-- start of TASK MATERIAL --

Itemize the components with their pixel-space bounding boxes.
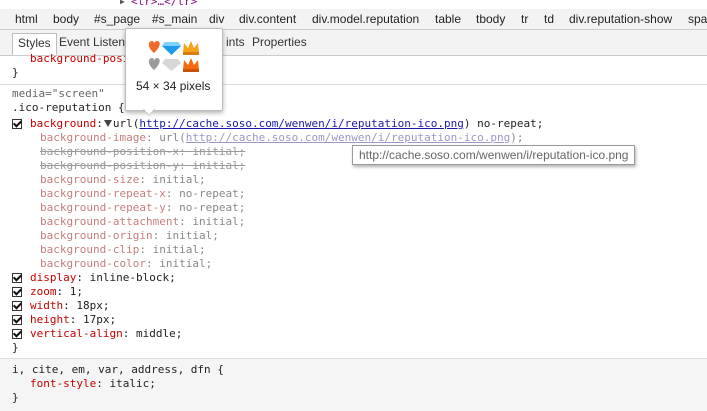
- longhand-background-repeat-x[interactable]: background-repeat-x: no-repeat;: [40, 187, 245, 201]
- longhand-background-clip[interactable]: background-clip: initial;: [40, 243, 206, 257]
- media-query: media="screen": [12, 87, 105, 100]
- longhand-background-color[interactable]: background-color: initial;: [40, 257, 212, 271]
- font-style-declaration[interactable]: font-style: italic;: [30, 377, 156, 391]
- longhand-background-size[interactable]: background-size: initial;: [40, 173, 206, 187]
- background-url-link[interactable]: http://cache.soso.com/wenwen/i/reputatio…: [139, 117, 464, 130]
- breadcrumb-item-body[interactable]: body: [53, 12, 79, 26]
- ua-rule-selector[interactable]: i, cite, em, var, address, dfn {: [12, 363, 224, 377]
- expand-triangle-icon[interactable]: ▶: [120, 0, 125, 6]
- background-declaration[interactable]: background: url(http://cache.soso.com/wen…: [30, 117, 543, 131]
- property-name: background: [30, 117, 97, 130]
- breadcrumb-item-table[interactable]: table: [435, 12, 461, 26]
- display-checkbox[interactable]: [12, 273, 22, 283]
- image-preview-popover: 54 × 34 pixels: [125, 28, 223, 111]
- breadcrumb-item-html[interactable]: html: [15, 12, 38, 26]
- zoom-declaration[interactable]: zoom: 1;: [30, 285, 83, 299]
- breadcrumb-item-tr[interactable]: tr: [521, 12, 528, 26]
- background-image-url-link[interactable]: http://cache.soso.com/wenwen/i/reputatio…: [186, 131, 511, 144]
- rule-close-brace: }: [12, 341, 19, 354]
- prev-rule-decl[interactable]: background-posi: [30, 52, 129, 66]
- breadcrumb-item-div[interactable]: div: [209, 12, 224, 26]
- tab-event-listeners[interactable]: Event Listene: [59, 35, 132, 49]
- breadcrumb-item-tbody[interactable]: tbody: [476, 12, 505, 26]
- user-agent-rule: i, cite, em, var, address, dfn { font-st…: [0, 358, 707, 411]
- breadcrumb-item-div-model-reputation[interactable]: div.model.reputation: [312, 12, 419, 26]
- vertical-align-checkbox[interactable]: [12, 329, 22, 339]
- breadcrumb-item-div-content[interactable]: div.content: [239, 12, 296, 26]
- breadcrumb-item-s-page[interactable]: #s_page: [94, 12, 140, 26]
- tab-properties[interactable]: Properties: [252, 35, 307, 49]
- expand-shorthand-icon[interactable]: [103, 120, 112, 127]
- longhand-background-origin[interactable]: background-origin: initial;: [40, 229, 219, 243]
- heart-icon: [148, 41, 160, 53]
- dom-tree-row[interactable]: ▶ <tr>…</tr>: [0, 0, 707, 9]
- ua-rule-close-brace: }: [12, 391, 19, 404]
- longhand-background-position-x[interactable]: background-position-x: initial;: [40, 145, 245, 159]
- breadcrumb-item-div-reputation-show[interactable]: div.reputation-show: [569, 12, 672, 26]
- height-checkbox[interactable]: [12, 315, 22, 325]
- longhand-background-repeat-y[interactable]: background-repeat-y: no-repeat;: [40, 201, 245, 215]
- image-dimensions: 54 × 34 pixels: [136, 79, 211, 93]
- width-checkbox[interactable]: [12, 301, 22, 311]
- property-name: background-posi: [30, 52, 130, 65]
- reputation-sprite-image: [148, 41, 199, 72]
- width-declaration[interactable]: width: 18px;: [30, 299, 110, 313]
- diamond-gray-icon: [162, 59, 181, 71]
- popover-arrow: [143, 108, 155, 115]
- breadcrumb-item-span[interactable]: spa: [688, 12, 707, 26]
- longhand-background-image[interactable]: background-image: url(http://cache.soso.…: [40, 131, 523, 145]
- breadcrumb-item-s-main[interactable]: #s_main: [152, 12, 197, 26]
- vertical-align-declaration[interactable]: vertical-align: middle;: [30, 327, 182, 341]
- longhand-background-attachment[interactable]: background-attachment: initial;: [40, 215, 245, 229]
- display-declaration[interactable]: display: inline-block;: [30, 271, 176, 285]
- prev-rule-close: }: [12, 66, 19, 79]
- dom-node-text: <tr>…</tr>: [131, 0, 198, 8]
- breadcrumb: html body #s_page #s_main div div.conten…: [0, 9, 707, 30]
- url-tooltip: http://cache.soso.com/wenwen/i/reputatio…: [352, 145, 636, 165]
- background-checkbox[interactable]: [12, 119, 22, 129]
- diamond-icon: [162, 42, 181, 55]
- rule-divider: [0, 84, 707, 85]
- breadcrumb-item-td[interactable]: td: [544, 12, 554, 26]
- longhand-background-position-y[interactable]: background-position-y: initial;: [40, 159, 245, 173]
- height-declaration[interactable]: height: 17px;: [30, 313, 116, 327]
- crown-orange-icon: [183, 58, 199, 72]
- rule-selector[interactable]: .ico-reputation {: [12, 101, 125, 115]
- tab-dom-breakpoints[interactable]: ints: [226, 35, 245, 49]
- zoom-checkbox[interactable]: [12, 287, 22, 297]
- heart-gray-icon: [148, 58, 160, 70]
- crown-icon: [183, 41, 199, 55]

-- end of TASK MATERIAL --

> _STATED TASK_: Write out verbatim the items in the stretch from the line containing "187, 245, 201]" through the line containing "- expand-triangle-icon[interactable]: ▶: [120, 0, 125, 6]".

> _ANSWER IN FULL_:
- longhand-background-repeat-x[interactable]: background-repeat-x: no-repeat;: [40, 187, 245, 201]
- longhand-background-clip[interactable]: background-clip: initial;: [40, 243, 206, 257]
- media-query: media="screen": [12, 87, 105, 100]
- longhand-background-color[interactable]: background-color: initial;: [40, 257, 212, 271]
- font-style-declaration[interactable]: font-style: italic;: [30, 377, 156, 391]
- longhand-background-size[interactable]: background-size: initial;: [40, 173, 206, 187]
- background-url-link[interactable]: http://cache.soso.com/wenwen/i/reputatio…: [139, 117, 464, 130]
- breadcrumb-item-body[interactable]: body: [53, 12, 79, 26]
- ua-rule-selector[interactable]: i, cite, em, var, address, dfn {: [12, 363, 224, 377]
- expand-triangle-icon[interactable]: ▶: [120, 0, 125, 6]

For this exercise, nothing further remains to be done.